### 課題
以下の記録の行をすべて、一字も変えずにそのまま書き写してください。

= = = =

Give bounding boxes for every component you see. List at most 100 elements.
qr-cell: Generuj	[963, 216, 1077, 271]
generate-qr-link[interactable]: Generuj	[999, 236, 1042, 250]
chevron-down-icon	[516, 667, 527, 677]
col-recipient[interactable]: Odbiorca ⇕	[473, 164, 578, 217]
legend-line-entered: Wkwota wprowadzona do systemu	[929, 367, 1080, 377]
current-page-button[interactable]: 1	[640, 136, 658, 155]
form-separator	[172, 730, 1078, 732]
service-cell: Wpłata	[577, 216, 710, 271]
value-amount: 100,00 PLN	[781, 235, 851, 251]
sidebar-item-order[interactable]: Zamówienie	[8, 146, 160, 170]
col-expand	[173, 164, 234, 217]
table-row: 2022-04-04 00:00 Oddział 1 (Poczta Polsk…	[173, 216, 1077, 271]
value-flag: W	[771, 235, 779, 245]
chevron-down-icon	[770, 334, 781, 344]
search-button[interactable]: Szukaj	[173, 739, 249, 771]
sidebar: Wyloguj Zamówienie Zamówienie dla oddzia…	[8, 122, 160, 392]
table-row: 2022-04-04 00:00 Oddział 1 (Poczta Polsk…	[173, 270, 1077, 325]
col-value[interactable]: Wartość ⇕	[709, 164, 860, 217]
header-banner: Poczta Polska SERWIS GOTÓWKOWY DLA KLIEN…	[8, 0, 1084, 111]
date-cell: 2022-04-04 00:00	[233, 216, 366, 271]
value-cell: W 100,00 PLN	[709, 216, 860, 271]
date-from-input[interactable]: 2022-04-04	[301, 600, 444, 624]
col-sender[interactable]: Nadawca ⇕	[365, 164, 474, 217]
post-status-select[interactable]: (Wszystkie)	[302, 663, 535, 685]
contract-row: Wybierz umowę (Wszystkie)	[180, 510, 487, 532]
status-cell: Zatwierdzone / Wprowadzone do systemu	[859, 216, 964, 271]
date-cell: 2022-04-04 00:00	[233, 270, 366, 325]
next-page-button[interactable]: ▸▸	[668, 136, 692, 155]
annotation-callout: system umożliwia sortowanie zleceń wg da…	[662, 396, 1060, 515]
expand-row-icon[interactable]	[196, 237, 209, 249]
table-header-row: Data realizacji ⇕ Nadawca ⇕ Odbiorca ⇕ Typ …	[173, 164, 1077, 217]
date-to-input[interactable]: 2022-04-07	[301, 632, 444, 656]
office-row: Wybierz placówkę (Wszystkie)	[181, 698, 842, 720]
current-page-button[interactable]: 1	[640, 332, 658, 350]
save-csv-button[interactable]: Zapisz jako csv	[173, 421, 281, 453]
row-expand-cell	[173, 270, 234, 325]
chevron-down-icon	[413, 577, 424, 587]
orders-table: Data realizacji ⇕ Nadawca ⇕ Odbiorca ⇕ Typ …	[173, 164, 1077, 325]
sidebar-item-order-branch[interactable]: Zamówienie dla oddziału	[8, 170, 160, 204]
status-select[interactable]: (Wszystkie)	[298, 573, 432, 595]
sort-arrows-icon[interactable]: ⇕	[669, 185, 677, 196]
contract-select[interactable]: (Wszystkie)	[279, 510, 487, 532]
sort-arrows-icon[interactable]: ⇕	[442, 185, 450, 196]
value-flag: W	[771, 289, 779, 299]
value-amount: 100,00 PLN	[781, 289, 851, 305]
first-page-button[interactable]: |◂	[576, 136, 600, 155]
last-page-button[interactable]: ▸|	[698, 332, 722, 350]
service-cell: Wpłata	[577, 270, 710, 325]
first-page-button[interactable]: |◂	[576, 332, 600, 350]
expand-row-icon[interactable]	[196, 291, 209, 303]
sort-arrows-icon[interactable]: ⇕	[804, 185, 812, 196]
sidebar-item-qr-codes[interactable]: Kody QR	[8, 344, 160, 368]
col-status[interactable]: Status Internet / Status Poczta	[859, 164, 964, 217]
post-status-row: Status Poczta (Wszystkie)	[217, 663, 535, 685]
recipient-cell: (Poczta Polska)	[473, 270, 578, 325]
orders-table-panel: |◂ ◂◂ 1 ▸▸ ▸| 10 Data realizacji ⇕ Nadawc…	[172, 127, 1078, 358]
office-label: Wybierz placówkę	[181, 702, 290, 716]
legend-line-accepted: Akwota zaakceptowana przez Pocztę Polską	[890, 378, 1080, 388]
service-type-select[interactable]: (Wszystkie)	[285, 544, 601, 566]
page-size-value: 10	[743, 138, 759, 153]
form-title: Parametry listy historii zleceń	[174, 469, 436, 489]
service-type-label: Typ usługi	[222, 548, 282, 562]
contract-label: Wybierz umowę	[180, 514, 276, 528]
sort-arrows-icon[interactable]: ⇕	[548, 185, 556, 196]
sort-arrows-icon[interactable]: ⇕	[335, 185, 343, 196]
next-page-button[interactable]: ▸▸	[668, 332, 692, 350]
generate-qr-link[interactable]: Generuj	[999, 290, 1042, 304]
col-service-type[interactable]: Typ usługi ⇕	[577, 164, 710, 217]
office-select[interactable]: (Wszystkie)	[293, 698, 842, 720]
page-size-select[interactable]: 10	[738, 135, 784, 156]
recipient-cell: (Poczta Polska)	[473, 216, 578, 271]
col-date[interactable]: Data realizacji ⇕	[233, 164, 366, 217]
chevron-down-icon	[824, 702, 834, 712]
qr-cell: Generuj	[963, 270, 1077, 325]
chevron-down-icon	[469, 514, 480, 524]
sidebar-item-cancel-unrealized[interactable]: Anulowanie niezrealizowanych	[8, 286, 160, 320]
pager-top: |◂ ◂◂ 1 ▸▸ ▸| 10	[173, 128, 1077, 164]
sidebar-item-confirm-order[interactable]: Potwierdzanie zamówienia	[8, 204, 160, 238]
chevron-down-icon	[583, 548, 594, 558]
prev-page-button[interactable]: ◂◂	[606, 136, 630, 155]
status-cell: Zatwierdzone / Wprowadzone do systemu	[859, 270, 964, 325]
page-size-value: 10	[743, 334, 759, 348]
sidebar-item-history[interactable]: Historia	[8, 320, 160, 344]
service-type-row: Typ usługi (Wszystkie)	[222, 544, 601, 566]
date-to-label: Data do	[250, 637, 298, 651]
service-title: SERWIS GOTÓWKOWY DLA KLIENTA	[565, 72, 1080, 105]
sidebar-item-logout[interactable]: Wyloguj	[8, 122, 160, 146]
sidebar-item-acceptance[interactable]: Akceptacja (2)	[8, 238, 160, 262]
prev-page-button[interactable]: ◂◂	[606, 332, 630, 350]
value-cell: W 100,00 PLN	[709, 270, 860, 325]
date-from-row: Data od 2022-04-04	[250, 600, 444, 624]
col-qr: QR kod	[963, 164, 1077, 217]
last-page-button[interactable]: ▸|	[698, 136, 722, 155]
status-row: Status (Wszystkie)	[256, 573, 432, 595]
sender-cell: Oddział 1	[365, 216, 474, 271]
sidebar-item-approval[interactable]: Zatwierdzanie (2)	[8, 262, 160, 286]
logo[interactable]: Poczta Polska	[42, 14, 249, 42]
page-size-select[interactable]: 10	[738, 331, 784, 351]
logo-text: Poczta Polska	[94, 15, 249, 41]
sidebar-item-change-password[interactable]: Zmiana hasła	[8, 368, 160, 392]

= = = =

### 出力全体
Give bounding boxes for every component you see. List at most 100 elements.
qr-cell: Generuj	[963, 216, 1077, 271]
generate-qr-link[interactable]: Generuj	[999, 236, 1042, 250]
chevron-down-icon	[516, 667, 527, 677]
col-recipient[interactable]: Odbiorca ⇕	[473, 164, 578, 217]
legend-line-entered: Wkwota wprowadzona do systemu	[929, 367, 1080, 377]
current-page-button[interactable]: 1	[640, 136, 658, 155]
form-separator	[172, 730, 1078, 732]
service-cell: Wpłata	[577, 216, 710, 271]
value-amount: 100,00 PLN	[781, 235, 851, 251]
sidebar-item-order[interactable]: Zamówienie	[8, 146, 160, 170]
col-expand	[173, 164, 234, 217]
table-row: 2022-04-04 00:00 Oddział 1 (Poczta Polsk…	[173, 216, 1077, 271]
value-flag: W	[771, 235, 779, 245]
chevron-down-icon	[770, 334, 781, 344]
search-button[interactable]: Szukaj	[173, 739, 249, 771]
sidebar: Wyloguj Zamówienie Zamówienie dla oddzia…	[8, 122, 160, 392]
table-row: 2022-04-04 00:00 Oddział 1 (Poczta Polsk…	[173, 270, 1077, 325]
col-value[interactable]: Wartość ⇕	[709, 164, 860, 217]
header-banner: Poczta Polska SERWIS GOTÓWKOWY DLA KLIEN…	[8, 0, 1084, 111]
date-cell: 2022-04-04 00:00	[233, 216, 366, 271]
value-cell: W 100,00 PLN	[709, 216, 860, 271]
date-from-input[interactable]: 2022-04-04	[301, 600, 444, 624]
col-sender[interactable]: Nadawca ⇕	[365, 164, 474, 217]
post-status-select[interactable]: (Wszystkie)	[302, 663, 535, 685]
contract-row: Wybierz umowę (Wszystkie)	[180, 510, 487, 532]
status-cell: Zatwierdzone / Wprowadzone do systemu	[859, 216, 964, 271]
date-cell: 2022-04-04 00:00	[233, 270, 366, 325]
next-page-button[interactable]: ▸▸	[668, 136, 692, 155]
annotation-callout: system umożliwia sortowanie zleceń wg da…	[662, 396, 1060, 515]
expand-row-icon[interactable]	[196, 237, 209, 249]
table-header-row: Data realizacji ⇕ Nadawca ⇕ Odbiorca ⇕ Typ …	[173, 164, 1077, 217]
date-to-input[interactable]: 2022-04-07	[301, 632, 444, 656]
office-row: Wybierz placówkę (Wszystkie)	[181, 698, 842, 720]
current-page-button[interactable]: 1	[640, 332, 658, 350]
save-csv-button[interactable]: Zapisz jako csv	[173, 421, 281, 453]
row-expand-cell	[173, 270, 234, 325]
chevron-down-icon	[413, 577, 424, 587]
orders-table: Data realizacji ⇕ Nadawca ⇕ Odbiorca ⇕ Typ …	[173, 164, 1077, 325]
sidebar-item-order-branch[interactable]: Zamówienie dla oddziału	[8, 170, 160, 204]
status-select[interactable]: (Wszystkie)	[298, 573, 432, 595]
sort-arrows-icon[interactable]: ⇕	[669, 185, 677, 196]
contract-select[interactable]: (Wszystkie)	[279, 510, 487, 532]
sort-arrows-icon[interactable]: ⇕	[442, 185, 450, 196]
value-flag: W	[771, 289, 779, 299]
value-amount: 100,00 PLN	[781, 289, 851, 305]
first-page-button[interactable]: |◂	[576, 136, 600, 155]
last-page-button[interactable]: ▸|	[698, 332, 722, 350]
service-cell: Wpłata	[577, 270, 710, 325]
first-page-button[interactable]: |◂	[576, 332, 600, 350]
expand-row-icon[interactable]	[196, 291, 209, 303]
sort-arrows-icon[interactable]: ⇕	[804, 185, 812, 196]
sidebar-item-qr-codes[interactable]: Kody QR	[8, 344, 160, 368]
col-status[interactable]: Status Internet / Status Poczta	[859, 164, 964, 217]
post-status-row: Status Poczta (Wszystkie)	[217, 663, 535, 685]
recipient-cell: (Poczta Polska)	[473, 270, 578, 325]
orders-table-panel: |◂ ◂◂ 1 ▸▸ ▸| 10 Data realizacji ⇕ Nadawc…	[172, 127, 1078, 358]
office-label: Wybierz placówkę	[181, 702, 290, 716]
legend-line-accepted: Akwota zaakceptowana przez Pocztę Polską	[890, 378, 1080, 388]
service-type-select[interactable]: (Wszystkie)	[285, 544, 601, 566]
page-size-value: 10	[743, 138, 759, 153]
form-title: Parametry listy historii zleceń	[174, 469, 436, 489]
service-type-label: Typ usługi	[222, 548, 282, 562]
contract-label: Wybierz umowę	[180, 514, 276, 528]
sort-arrows-icon[interactable]: ⇕	[548, 185, 556, 196]
sort-arrows-icon[interactable]: ⇕	[335, 185, 343, 196]
next-page-button[interactable]: ▸▸	[668, 332, 692, 350]
generate-qr-link[interactable]: Generuj	[999, 290, 1042, 304]
col-service-type[interactable]: Typ usługi ⇕	[577, 164, 710, 217]
office-select[interactable]: (Wszystkie)	[293, 698, 842, 720]
page-size-select[interactable]: 10	[738, 135, 784, 156]
recipient-cell: (Poczta Polska)	[473, 216, 578, 271]
col-date[interactable]: Data realizacji ⇕	[233, 164, 366, 217]
chevron-down-icon	[824, 702, 834, 712]
qr-cell: Generuj	[963, 270, 1077, 325]
chevron-down-icon	[469, 514, 480, 524]
sidebar-item-cancel-unrealized[interactable]: Anulowanie niezrealizowanych	[8, 286, 160, 320]
pager-top: |◂ ◂◂ 1 ▸▸ ▸| 10	[173, 128, 1077, 164]
sidebar-item-confirm-order[interactable]: Potwierdzanie zamówienia	[8, 204, 160, 238]
chevron-down-icon	[583, 548, 594, 558]
prev-page-button[interactable]: ◂◂	[606, 136, 630, 155]
status-cell: Zatwierdzone / Wprowadzone do systemu	[859, 270, 964, 325]
page-size-value: 10	[743, 334, 759, 348]
sidebar-item-history[interactable]: Historia	[8, 320, 160, 344]
service-type-row: Typ usługi (Wszystkie)	[222, 544, 601, 566]
date-to-label: Data do	[250, 637, 298, 651]
service-title: SERWIS GOTÓWKOWY DLA KLIENTA	[565, 72, 1080, 105]
sidebar-item-logout[interactable]: Wyloguj	[8, 122, 160, 146]
sidebar-item-acceptance[interactable]: Akceptacja (2)	[8, 238, 160, 262]
prev-page-button[interactable]: ◂◂	[606, 332, 630, 350]
value-cell: W 100,00 PLN	[709, 270, 860, 325]
date-from-row: Data od 2022-04-04	[250, 600, 444, 624]
col-qr: QR kod	[963, 164, 1077, 217]
last-page-button[interactable]: ▸|	[698, 136, 722, 155]
status-row: Status (Wszystkie)	[256, 573, 432, 595]
sender-cell: Oddział 1	[365, 216, 474, 271]
sidebar-item-approval[interactable]: Zatwierdzanie (2)	[8, 262, 160, 286]
logo[interactable]: Poczta Polska	[42, 14, 249, 42]
page-size-select[interactable]: 10	[738, 331, 784, 351]
logo-text: Poczta Polska	[94, 15, 249, 41]
sidebar-item-change-password[interactable]: Zmiana hasła	[8, 368, 160, 392]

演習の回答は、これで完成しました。